======== Records for the exercise ========
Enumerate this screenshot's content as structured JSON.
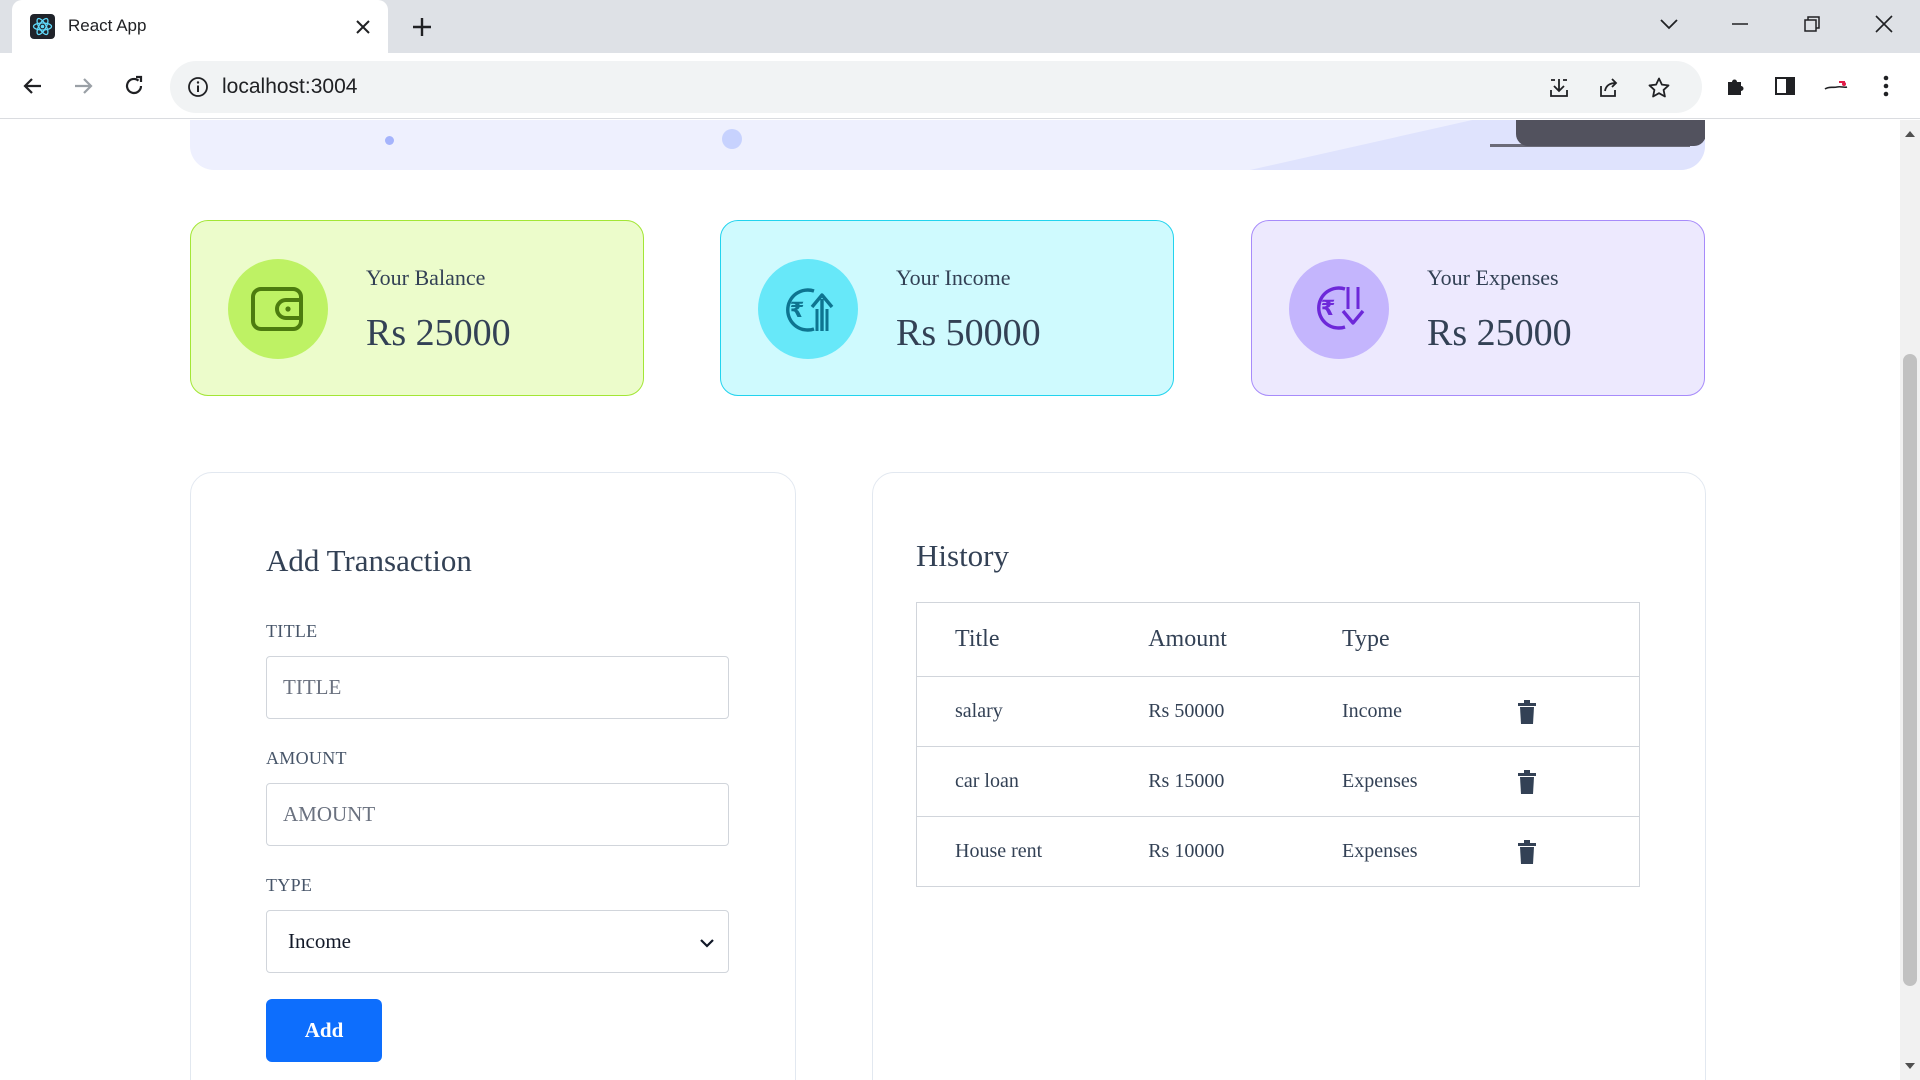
{
  "browser": {
    "tab_title": "React App",
    "url": "localhost:3004"
  },
  "summary": {
    "balance": {
      "label": "Your Balance",
      "value": "Rs 25000"
    },
    "income": {
      "label": "Your Income",
      "value": "Rs 50000"
    },
    "expenses": {
      "label": "Your Expenses",
      "value": "Rs 25000"
    }
  },
  "form": {
    "heading": "Add Transaction",
    "title_label": "TITLE",
    "title_placeholder": "TITLE",
    "amount_label": "AMOUNT",
    "amount_placeholder": "AMOUNT",
    "type_label": "TYPE",
    "type_selected": "Income",
    "submit_label": "Add"
  },
  "history": {
    "heading": "History",
    "columns": [
      "Title",
      "Amount",
      "Type"
    ],
    "rows": [
      {
        "title": "salary",
        "amount": "Rs 50000",
        "type": "Income"
      },
      {
        "title": "car loan",
        "amount": "Rs 15000",
        "type": "Expenses"
      },
      {
        "title": "House rent",
        "amount": "Rs 10000",
        "type": "Expenses"
      }
    ]
  },
  "colors": {
    "balance_accent": "#65a30d",
    "income_accent": "#0891b2",
    "expenses_accent": "#7c3aed",
    "primary_button": "#0d6efd"
  },
  "icons": {
    "balance": "wallet-icon",
    "income": "rupee-arrow-up-icon",
    "expenses": "rupee-arrow-down-icon",
    "row_action": "trash-icon"
  }
}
========
_Requirements:_
Using the records above, select and copy every line that has the word "arrow".

_Solution to the exercise:_
    "income": "rupee-arrow-up-icon",
    "expenses": "rupee-arrow-down-icon",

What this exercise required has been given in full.